**Stored data**
• • • •

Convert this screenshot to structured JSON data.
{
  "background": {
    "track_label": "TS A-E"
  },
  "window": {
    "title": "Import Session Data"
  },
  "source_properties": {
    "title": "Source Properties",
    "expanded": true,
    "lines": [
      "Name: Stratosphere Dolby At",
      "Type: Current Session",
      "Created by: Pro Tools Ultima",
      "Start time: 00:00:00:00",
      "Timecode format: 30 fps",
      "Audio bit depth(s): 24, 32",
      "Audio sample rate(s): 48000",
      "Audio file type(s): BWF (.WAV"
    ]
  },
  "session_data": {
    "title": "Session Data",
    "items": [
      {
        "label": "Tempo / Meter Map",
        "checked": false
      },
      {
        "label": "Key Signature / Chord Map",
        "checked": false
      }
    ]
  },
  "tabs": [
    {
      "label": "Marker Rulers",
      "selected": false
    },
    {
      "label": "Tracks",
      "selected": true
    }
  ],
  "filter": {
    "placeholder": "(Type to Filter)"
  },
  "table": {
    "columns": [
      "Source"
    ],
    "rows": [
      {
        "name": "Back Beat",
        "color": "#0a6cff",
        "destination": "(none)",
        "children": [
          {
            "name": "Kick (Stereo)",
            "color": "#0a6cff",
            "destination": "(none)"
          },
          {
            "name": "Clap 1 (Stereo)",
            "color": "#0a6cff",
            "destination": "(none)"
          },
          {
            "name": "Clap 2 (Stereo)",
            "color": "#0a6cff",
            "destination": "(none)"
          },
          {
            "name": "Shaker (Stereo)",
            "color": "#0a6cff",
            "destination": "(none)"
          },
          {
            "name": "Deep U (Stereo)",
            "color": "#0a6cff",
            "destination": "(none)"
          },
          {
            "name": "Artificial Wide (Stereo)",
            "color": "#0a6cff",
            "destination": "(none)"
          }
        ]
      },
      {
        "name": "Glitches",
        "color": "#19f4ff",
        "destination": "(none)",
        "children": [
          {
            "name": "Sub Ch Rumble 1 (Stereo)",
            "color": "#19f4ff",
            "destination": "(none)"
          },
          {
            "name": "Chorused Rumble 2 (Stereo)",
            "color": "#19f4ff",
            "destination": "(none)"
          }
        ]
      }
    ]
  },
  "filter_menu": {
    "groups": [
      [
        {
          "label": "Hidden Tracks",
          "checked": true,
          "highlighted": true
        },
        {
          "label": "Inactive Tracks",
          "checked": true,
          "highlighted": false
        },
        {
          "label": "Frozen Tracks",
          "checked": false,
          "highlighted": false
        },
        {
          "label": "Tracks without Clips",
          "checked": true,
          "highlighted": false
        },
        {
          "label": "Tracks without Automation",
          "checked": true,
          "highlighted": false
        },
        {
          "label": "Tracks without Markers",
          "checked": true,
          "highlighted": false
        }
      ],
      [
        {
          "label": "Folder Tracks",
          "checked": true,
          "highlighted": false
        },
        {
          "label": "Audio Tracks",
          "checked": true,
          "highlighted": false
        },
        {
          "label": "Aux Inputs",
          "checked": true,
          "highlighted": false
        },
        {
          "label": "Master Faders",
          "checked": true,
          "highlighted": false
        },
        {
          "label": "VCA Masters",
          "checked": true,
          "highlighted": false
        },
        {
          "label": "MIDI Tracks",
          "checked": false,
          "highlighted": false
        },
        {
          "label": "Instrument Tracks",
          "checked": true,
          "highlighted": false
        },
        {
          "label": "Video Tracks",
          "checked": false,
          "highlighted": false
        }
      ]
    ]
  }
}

• • • •

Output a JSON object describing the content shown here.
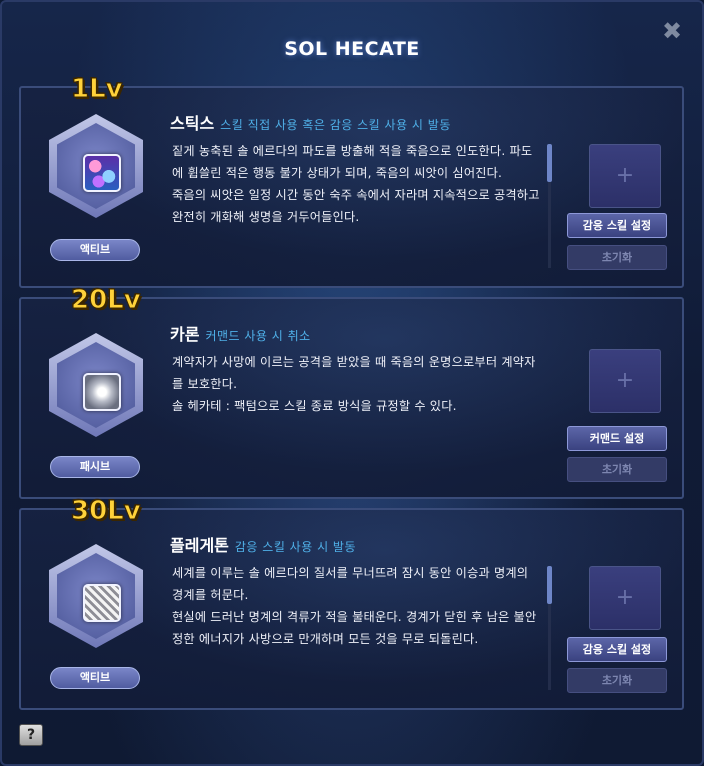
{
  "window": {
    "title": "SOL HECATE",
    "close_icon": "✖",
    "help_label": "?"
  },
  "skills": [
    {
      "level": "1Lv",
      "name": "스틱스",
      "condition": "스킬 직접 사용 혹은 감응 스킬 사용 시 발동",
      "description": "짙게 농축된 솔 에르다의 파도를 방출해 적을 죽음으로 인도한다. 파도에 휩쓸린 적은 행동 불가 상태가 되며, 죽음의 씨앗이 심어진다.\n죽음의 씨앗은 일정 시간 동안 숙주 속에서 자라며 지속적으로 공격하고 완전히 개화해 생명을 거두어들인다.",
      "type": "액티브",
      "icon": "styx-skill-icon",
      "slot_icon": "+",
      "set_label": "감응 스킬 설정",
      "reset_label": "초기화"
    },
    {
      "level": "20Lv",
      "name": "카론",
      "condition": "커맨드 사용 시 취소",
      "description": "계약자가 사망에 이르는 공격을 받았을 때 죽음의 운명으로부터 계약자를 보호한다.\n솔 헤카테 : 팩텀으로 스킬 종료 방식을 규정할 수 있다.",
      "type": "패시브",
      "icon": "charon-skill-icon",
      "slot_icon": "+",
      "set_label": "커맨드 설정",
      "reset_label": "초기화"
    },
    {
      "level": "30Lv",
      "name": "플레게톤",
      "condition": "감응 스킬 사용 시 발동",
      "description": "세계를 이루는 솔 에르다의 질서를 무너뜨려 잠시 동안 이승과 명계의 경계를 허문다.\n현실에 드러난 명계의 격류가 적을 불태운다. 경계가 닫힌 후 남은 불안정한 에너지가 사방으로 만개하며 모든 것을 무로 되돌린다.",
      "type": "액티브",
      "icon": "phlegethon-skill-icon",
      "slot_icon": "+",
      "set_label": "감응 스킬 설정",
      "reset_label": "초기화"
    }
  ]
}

• • • •

**What you have to do**
Find and copy each line above that includes the string "description".

**Solved problem**
      "description": "짙게 농축된 솔 에르다의 파도를 방출해 적을 죽음으로 인도한다. 파도에 휩쓸린 적은 행동 불가 상태가 되며, 죽음의 씨앗이 심어진다.\n죽음의 씨앗은 일정 시간 동안 숙주 속에서 자라며 지속적으로 공격하고 완전히 개화해 생명을 거두어들인다.",
      "description": "계약자가 사망에 이르는 공격을 받았을 때 죽음의 운명으로부터 계약자를 보호한다.\n솔 헤카테 : 팩텀으로 스킬 종료 방식을 규정할 수 있다.",
      "description": "세계를 이루는 솔 에르다의 질서를 무너뜨려 잠시 동안 이승과 명계의 경계를 허문다.\n현실에 드러난 명계의 격류가 적을 불태운다. 경계가 닫힌 후 남은 불안정한 에너지가 사방으로 만개하며 모든 것을 무로 되돌린다.",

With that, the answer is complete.